● **Task requirements**: All of the records below need to be copied exactly.

>>

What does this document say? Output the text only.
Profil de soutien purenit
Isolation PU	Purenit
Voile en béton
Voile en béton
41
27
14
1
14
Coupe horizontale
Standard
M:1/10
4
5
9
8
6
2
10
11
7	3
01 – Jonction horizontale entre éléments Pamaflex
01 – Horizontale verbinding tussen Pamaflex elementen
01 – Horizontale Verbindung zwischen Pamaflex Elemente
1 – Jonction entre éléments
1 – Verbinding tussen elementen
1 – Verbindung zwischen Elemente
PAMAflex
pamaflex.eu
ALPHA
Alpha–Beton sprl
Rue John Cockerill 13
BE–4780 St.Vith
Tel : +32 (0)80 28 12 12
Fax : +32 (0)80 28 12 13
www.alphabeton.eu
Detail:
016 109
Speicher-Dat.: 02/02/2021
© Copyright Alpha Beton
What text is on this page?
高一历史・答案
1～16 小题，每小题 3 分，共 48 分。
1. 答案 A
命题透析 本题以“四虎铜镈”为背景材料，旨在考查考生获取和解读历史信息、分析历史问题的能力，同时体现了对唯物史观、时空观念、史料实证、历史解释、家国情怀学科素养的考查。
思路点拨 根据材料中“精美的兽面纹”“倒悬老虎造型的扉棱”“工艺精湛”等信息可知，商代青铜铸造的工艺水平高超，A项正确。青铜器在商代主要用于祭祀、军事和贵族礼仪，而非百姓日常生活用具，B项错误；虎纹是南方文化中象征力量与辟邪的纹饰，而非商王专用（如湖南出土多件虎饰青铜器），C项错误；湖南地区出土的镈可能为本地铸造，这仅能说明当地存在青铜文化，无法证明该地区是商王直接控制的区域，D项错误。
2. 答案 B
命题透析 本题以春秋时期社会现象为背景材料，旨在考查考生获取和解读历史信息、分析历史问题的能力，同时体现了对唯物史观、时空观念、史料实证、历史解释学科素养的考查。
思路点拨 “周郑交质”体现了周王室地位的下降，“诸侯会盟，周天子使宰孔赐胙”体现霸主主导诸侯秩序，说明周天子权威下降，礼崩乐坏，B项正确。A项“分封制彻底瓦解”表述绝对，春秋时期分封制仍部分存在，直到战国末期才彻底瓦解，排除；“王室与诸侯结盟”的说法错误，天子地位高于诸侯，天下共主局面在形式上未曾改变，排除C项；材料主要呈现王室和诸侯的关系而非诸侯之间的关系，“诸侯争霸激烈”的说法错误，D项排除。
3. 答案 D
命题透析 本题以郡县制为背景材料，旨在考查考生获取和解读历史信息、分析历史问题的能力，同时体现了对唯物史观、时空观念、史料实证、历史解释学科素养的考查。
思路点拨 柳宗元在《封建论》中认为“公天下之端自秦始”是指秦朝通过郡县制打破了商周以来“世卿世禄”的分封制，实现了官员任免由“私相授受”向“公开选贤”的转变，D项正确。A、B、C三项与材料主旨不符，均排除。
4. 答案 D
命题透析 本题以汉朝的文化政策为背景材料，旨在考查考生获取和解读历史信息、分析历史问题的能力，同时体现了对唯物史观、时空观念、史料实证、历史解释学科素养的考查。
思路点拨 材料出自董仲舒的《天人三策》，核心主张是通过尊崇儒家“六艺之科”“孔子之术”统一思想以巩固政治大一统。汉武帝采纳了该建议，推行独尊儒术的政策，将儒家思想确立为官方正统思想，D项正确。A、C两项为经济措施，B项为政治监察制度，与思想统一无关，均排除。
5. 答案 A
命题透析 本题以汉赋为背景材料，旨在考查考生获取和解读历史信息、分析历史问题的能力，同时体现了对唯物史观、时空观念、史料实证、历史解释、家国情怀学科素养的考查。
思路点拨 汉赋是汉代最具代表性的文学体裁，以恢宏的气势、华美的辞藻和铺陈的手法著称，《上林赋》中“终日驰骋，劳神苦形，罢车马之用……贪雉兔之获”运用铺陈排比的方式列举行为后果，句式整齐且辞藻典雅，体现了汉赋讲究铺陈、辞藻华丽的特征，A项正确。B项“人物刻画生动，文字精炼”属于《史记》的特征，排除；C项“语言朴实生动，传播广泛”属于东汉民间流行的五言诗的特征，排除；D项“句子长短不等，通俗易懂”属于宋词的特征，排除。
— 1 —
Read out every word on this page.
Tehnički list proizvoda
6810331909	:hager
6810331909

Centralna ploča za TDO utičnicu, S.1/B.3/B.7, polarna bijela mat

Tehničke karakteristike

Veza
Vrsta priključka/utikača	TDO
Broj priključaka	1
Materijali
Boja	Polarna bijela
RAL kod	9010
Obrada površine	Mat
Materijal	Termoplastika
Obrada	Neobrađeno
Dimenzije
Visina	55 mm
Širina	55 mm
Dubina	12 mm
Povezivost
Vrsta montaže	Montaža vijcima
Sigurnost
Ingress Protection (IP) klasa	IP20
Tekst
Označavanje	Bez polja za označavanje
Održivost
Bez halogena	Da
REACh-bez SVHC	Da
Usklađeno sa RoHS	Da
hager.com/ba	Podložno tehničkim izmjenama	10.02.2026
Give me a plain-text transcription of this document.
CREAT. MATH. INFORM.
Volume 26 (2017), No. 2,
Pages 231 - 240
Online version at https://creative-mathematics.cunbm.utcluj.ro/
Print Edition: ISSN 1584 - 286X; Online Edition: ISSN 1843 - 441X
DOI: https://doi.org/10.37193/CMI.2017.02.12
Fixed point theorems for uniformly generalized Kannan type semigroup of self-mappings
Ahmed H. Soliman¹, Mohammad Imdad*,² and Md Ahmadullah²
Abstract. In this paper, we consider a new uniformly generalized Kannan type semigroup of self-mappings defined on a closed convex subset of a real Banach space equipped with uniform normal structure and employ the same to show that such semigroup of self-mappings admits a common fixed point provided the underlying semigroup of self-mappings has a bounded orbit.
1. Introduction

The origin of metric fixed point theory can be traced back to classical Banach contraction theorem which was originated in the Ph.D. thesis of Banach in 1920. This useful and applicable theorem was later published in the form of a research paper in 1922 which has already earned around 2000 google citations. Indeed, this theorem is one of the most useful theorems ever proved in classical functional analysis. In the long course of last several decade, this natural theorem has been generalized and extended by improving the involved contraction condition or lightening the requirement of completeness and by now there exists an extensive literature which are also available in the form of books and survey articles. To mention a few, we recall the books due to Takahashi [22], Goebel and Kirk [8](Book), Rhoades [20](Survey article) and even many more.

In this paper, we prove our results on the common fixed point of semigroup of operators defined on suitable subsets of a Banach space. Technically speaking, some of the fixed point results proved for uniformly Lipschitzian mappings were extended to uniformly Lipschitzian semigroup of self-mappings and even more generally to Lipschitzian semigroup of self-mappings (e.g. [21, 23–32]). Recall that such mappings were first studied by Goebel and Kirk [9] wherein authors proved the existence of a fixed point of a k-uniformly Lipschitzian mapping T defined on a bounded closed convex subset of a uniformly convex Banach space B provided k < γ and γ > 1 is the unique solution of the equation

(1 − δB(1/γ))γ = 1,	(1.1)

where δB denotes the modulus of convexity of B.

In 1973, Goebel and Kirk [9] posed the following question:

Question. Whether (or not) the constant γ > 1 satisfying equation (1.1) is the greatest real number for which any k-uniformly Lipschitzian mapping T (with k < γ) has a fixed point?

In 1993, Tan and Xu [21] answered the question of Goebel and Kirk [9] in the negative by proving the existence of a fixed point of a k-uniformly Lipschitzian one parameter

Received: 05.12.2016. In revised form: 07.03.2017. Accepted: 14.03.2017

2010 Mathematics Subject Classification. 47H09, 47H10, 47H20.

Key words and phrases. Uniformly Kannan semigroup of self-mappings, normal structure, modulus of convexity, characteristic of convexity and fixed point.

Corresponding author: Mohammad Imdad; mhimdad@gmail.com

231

<<

● **The answer**:
What does this document say? Output the text only.
Profil de soutien purenit
Isolation PU	Purenit
Voile en béton
Voile en béton
41
27
14
1
14
Coupe horizontale
Standard
M:1/10
4
5
9
8
6
2
10
11
7	3
01 – Jonction horizontale entre éléments Pamaflex
01 – Horizontale verbinding tussen Pamaflex elementen
01 – Horizontale Verbindung zwischen Pamaflex Elemente
1 – Jonction entre éléments
1 – Verbinding tussen elementen
1 – Verbindung zwischen Elemente
PAMAflex
pamaflex.eu
ALPHA
Alpha–Beton sprl
Rue John Cockerill 13
BE–4780 St.Vith
Tel : +32 (0)80 28 12 12
Fax : +32 (0)80 28 12 13
www.alphabeton.eu
Detail:
016 109
Speicher-Dat.: 02/02/2021
© Copyright Alpha Beton
What text is on this page?
高一历史・答案
1～16 小题，每小题 3 分，共 48 分。
1. 答案 A
命题透析 本题以“四虎铜镈”为背景材料，旨在考查考生获取和解读历史信息、分析历史问题的能力，同时体现了对唯物史观、时空观念、史料实证、历史解释、家国情怀学科素养的考查。
思路点拨 根据材料中“精美的兽面纹”“倒悬老虎造型的扉棱”“工艺精湛”等信息可知，商代青铜铸造的工艺水平高超，A项正确。青铜器在商代主要用于祭祀、军事和贵族礼仪，而非百姓日常生活用具，B项错误；虎纹是南方文化中象征力量与辟邪的纹饰，而非商王专用（如湖南出土多件虎饰青铜器），C项错误；湖南地区出土的镈可能为本地铸造，这仅能说明当地存在青铜文化，无法证明该地区是商王直接控制的区域，D项错误。
2. 答案 B
命题透析 本题以春秋时期社会现象为背景材料，旨在考查考生获取和解读历史信息、分析历史问题的能力，同时体现了对唯物史观、时空观念、史料实证、历史解释学科素养的考查。
思路点拨 “周郑交质”体现了周王室地位的下降，“诸侯会盟，周天子使宰孔赐胙”体现霸主主导诸侯秩序，说明周天子权威下降，礼崩乐坏，B项正确。A项“分封制彻底瓦解”表述绝对，春秋时期分封制仍部分存在，直到战国末期才彻底瓦解，排除；“王室与诸侯结盟”的说法错误，天子地位高于诸侯，天下共主局面在形式上未曾改变，排除C项；材料主要呈现王室和诸侯的关系而非诸侯之间的关系，“诸侯争霸激烈”的说法错误，D项排除。
3. 答案 D
命题透析 本题以郡县制为背景材料，旨在考查考生获取和解读历史信息、分析历史问题的能力，同时体现了对唯物史观、时空观念、史料实证、历史解释学科素养的考查。
思路点拨 柳宗元在《封建论》中认为“公天下之端自秦始”是指秦朝通过郡县制打破了商周以来“世卿世禄”的分封制，实现了官员任免由“私相授受”向“公开选贤”的转变，D项正确。A、B、C三项与材料主旨不符，均排除。
4. 答案 D
命题透析 本题以汉朝的文化政策为背景材料，旨在考查考生获取和解读历史信息、分析历史问题的能力，同时体现了对唯物史观、时空观念、史料实证、历史解释学科素养的考查。
思路点拨 材料出自董仲舒的《天人三策》，核心主张是通过尊崇儒家“六艺之科”“孔子之术”统一思想以巩固政治大一统。汉武帝采纳了该建议，推行独尊儒术的政策，将儒家思想确立为官方正统思想，D项正确。A、C两项为经济措施，B项为政治监察制度，与思想统一无关，均排除。
5. 答案 A
命题透析 本题以汉赋为背景材料，旨在考查考生获取和解读历史信息、分析历史问题的能力，同时体现了对唯物史观、时空观念、史料实证、历史解释、家国情怀学科素养的考查。
思路点拨 汉赋是汉代最具代表性的文学体裁，以恢宏的气势、华美的辞藻和铺陈的手法著称，《上林赋》中“终日驰骋，劳神苦形，罢车马之用……贪雉兔之获”运用铺陈排比的方式列举行为后果，句式整齐且辞藻典雅，体现了汉赋讲究铺陈、辞藻华丽的特征，A项正确。B项“人物刻画生动，文字精炼”属于《史记》的特征，排除；C项“语言朴实生动，传播广泛”属于东汉民间流行的五言诗的特征，排除；D项“句子长短不等，通俗易懂”属于宋词的特征，排除。
— 1 —
Read out every word on this page.
Tehnički list proizvoda
6810331909	:hager
6810331909

Centralna ploča za TDO utičnicu, S.1/B.3/B.7, polarna bijela mat

Tehničke karakteristike

Veza
Vrsta priključka/utikača	TDO
Broj priključaka	1
Materijali
Boja	Polarna bijela
RAL kod	9010
Obrada površine	Mat
Materijal	Termoplastika
Obrada	Neobrađeno
Dimenzije
Visina	55 mm
Širina	55 mm
Dubina	12 mm
Povezivost
Vrsta montaže	Montaža vijcima
Sigurnost
Ingress Protection (IP) klasa	IP20
Tekst
Označavanje	Bez polja za označavanje
Održivost
Bez halogena	Da
REACh-bez SVHC	Da
Usklađeno sa RoHS	Da
hager.com/ba	Podložno tehničkim izmjenama	10.02.2026
Give me a plain-text transcription of this document.
CREAT. MATH. INFORM.
Volume 26 (2017), No. 2,
Pages 231 - 240
Online version at https://creative-mathematics.cunbm.utcluj.ro/
Print Edition: ISSN 1584 - 286X; Online Edition: ISSN 1843 - 441X
DOI: https://doi.org/10.37193/CMI.2017.02.12
Fixed point theorems for uniformly generalized Kannan type semigroup of self-mappings
Ahmed H. Soliman¹, Mohammad Imdad*,² and Md Ahmadullah²
Abstract. In this paper, we consider a new uniformly generalized Kannan type semigroup of self-mappings defined on a closed convex subset of a real Banach space equipped with uniform normal structure and employ the same to show that such semigroup of self-mappings admits a common fixed point provided the underlying semigroup of self-mappings has a bounded orbit.
1. Introduction

The origin of metric fixed point theory can be traced back to classical Banach contraction theorem which was originated in the Ph.D. thesis of Banach in 1920. This useful and applicable theorem was later published in the form of a research paper in 1922 which has already earned around 2000 google citations. Indeed, this theorem is one of the most useful theorems ever proved in classical functional analysis. In the long course of last several decade, this natural theorem has been generalized and extended by improving the involved contraction condition or lightening the requirement of completeness and by now there exists an extensive literature which are also available in the form of books and survey articles. To mention a few, we recall the books due to Takahashi [22], Goebel and Kirk [8](Book), Rhoades [20](Survey article) and even many more.

In this paper, we prove our results on the common fixed point of semigroup of operators defined on suitable subsets of a Banach space. Technically speaking, some of the fixed point results proved for uniformly Lipschitzian mappings were extended to uniformly Lipschitzian semigroup of self-mappings and even more generally to Lipschitzian semigroup of self-mappings (e.g. [21, 23–32]). Recall that such mappings were first studied by Goebel and Kirk [9] wherein authors proved the existence of a fixed point of a k-uniformly Lipschitzian mapping T defined on a bounded closed convex subset of a uniformly convex Banach space B provided k < γ and γ > 1 is the unique solution of the equation

(1 − δB(1/γ))γ = 1,	(1.1)

where δB denotes the modulus of convexity of B.

In 1973, Goebel and Kirk [9] posed the following question:

Question. Whether (or not) the constant γ > 1 satisfying equation (1.1) is the greatest real number for which any k-uniformly Lipschitzian mapping T (with k < γ) has a fixed point?

In 1993, Tan and Xu [21] answered the question of Goebel and Kirk [9] in the negative by proving the existence of a fixed point of a k-uniformly Lipschitzian one parameter

Received: 05.12.2016. In revised form: 07.03.2017. Accepted: 14.03.2017

2010 Mathematics Subject Classification. 47H09, 47H10, 47H20.

Key words and phrases. Uniformly Kannan semigroup of self-mappings, normal structure, modulus of convexity, characteristic of convexity and fixed point.

Corresponding author: Mohammad Imdad; mhimdad@gmail.com

231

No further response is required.